Work to complete: Work out the number of lines containing "download". Give that number alone.

— START OF Task inputs —

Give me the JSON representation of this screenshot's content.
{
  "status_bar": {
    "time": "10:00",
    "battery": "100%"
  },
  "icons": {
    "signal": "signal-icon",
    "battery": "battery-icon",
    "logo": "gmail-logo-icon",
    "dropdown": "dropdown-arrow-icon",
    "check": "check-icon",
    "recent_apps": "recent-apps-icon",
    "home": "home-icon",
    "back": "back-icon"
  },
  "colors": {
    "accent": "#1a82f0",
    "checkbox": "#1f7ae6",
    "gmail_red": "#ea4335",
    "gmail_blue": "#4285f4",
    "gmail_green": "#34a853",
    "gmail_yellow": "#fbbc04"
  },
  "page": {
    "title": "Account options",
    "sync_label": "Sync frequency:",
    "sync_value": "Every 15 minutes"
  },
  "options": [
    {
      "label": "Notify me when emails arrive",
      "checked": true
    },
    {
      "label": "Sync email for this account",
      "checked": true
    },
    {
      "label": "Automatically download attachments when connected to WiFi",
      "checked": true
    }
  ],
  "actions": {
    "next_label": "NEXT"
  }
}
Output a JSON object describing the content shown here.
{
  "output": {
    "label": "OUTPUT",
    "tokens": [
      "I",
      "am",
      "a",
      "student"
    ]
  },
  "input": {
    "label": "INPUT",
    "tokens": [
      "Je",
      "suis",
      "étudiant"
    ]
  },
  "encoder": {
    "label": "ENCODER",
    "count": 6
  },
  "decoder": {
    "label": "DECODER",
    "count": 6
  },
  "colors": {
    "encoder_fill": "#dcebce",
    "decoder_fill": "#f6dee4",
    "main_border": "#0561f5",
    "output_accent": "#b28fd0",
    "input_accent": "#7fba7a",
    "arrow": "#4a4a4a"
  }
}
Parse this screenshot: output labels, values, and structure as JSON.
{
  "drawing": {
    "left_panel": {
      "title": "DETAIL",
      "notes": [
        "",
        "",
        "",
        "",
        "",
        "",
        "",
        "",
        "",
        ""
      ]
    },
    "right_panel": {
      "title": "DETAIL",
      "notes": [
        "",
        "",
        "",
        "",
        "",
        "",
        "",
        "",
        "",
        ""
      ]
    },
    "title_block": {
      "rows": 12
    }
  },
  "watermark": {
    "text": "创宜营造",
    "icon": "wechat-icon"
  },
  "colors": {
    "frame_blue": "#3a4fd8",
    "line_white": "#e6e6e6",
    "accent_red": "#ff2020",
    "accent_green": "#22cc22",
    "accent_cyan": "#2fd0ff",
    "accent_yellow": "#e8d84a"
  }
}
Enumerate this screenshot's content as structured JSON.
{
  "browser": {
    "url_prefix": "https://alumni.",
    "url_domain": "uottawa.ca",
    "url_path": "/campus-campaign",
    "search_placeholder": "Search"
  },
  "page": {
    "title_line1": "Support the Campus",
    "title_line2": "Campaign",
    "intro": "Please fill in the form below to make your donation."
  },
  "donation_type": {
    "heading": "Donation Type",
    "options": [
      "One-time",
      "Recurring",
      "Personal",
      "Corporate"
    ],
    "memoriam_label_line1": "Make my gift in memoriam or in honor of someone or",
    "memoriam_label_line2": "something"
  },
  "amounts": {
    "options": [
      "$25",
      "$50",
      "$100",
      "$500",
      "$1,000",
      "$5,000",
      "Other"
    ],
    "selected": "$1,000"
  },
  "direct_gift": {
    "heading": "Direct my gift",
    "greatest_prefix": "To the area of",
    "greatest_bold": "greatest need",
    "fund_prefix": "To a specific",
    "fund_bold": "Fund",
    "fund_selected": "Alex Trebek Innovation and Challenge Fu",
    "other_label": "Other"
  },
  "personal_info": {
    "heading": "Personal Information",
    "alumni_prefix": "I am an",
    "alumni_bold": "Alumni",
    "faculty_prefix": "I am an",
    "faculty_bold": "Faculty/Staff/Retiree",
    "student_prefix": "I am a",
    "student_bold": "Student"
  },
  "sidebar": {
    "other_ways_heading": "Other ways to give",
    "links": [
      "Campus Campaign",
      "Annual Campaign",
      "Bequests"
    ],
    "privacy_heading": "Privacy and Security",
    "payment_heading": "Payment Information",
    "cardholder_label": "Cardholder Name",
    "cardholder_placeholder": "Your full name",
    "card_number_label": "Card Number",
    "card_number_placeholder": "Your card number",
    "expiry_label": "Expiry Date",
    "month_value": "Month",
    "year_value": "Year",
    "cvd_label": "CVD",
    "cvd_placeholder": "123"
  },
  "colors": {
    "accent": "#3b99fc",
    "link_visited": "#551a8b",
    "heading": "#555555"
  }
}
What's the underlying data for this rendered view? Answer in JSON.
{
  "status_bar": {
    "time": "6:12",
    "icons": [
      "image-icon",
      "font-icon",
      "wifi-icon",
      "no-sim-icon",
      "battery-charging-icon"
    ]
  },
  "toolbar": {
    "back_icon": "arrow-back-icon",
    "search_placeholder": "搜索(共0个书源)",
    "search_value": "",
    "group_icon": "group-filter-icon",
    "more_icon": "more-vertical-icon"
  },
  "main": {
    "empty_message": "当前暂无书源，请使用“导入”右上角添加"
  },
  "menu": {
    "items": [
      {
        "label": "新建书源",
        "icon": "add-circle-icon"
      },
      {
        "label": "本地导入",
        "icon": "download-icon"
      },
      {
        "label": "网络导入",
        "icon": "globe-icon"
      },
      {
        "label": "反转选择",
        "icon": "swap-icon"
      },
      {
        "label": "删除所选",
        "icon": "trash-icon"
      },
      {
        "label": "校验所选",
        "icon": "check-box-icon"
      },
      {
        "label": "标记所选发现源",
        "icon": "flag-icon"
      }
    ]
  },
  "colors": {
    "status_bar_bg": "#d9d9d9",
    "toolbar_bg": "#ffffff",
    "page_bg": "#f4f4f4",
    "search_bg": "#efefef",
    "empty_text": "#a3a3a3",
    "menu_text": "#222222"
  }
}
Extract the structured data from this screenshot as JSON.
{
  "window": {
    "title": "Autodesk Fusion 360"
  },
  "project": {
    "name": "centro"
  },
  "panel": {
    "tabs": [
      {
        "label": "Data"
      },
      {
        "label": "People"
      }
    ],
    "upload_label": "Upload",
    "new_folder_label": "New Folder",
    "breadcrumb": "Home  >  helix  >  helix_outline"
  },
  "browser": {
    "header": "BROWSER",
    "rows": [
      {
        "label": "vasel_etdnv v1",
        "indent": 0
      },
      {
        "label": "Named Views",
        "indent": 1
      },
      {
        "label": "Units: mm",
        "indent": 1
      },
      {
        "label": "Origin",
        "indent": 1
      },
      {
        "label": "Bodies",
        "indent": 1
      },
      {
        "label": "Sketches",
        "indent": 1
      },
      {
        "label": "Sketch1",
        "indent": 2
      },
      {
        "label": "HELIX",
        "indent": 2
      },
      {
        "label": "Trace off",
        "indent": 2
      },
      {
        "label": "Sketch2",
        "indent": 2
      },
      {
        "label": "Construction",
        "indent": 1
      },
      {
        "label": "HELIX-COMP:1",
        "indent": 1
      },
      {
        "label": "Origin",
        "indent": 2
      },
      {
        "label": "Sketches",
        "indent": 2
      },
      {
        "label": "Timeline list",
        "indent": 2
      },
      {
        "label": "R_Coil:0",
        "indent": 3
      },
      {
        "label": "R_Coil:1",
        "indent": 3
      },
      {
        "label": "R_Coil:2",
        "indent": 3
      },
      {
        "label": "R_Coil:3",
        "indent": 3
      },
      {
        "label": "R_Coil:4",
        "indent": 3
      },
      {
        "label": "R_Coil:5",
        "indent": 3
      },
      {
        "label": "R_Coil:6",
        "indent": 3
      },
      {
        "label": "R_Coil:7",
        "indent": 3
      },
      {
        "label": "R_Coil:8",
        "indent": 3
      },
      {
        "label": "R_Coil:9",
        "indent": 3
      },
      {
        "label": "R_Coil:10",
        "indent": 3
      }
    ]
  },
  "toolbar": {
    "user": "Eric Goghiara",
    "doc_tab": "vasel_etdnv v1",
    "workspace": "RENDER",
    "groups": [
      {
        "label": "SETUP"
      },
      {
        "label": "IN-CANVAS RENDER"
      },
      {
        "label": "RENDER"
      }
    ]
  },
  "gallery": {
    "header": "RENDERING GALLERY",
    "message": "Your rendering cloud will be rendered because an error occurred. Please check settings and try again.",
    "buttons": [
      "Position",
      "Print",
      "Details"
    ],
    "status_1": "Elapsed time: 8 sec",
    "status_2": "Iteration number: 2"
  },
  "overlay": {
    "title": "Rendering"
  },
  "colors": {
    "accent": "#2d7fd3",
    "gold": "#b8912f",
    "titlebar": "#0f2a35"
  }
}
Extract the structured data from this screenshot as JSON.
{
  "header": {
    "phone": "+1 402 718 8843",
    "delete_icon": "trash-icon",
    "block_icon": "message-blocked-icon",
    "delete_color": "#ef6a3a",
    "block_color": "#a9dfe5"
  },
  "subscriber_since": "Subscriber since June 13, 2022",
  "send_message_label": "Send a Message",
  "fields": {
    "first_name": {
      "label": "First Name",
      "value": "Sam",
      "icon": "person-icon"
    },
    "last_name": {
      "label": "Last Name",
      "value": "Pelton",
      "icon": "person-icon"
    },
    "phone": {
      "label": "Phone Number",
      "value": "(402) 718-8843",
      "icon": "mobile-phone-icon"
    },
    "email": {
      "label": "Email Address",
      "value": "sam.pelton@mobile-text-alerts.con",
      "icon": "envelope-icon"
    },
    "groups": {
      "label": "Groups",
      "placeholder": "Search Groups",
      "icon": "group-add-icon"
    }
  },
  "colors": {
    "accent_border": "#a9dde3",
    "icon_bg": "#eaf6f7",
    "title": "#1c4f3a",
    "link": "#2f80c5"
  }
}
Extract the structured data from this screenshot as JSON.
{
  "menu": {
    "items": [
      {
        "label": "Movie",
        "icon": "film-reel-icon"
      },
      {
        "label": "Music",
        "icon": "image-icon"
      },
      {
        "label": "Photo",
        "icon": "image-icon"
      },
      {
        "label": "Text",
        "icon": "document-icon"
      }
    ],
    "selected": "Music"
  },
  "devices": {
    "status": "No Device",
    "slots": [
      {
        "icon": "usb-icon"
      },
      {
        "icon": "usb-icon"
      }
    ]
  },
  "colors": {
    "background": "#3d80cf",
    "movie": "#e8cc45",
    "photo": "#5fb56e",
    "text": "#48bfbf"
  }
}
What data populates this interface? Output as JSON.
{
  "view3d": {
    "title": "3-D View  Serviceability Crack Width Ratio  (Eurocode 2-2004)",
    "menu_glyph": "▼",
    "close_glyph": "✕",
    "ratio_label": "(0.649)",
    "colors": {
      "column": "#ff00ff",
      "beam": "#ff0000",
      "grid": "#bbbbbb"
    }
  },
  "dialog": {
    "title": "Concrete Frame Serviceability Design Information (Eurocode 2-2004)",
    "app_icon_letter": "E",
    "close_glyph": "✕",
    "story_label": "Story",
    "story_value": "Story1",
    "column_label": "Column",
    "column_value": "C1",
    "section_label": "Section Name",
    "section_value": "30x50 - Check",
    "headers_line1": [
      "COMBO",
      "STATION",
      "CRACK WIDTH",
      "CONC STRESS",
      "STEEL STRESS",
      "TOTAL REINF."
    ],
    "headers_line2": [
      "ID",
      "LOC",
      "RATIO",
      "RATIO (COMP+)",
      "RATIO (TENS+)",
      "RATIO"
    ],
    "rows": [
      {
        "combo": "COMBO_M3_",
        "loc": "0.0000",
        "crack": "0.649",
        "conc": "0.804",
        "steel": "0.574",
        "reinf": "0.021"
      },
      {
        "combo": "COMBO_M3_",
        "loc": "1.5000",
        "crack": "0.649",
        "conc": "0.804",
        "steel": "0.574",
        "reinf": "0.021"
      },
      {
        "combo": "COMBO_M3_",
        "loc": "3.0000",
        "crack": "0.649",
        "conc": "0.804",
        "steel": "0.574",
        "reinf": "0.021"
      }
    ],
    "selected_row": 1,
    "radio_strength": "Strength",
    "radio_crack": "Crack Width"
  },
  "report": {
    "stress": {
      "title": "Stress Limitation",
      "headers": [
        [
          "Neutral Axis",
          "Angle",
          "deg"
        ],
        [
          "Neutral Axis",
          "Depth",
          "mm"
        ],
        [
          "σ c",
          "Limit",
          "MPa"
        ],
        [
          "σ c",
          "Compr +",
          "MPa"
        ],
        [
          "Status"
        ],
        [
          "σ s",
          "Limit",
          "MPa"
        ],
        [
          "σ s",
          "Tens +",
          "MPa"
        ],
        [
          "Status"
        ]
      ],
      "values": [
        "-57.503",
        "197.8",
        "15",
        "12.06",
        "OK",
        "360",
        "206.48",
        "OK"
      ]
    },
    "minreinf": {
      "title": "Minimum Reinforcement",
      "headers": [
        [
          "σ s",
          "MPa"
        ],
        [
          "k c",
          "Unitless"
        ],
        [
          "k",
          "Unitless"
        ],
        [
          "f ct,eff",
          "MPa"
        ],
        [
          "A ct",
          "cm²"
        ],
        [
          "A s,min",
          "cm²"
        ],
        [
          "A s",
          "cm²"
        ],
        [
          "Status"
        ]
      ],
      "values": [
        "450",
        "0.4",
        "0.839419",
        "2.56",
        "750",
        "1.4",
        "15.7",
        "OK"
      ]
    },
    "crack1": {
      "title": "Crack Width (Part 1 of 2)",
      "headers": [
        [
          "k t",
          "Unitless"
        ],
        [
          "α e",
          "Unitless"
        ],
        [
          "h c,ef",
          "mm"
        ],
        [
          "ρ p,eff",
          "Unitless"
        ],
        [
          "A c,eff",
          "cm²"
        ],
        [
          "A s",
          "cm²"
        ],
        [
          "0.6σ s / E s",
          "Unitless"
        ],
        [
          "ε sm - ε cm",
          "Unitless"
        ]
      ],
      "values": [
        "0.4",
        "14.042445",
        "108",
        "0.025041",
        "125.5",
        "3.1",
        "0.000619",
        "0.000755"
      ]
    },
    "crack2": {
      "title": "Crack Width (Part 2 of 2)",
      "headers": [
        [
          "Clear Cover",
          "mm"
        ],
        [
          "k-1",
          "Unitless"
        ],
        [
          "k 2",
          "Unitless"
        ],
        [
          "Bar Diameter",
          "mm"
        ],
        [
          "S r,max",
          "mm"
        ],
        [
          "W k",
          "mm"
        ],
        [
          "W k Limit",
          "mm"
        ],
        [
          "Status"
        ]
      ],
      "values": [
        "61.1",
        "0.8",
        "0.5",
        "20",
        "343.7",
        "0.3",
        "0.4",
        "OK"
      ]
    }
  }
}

— END OF Task inputs —

Expected answer: 2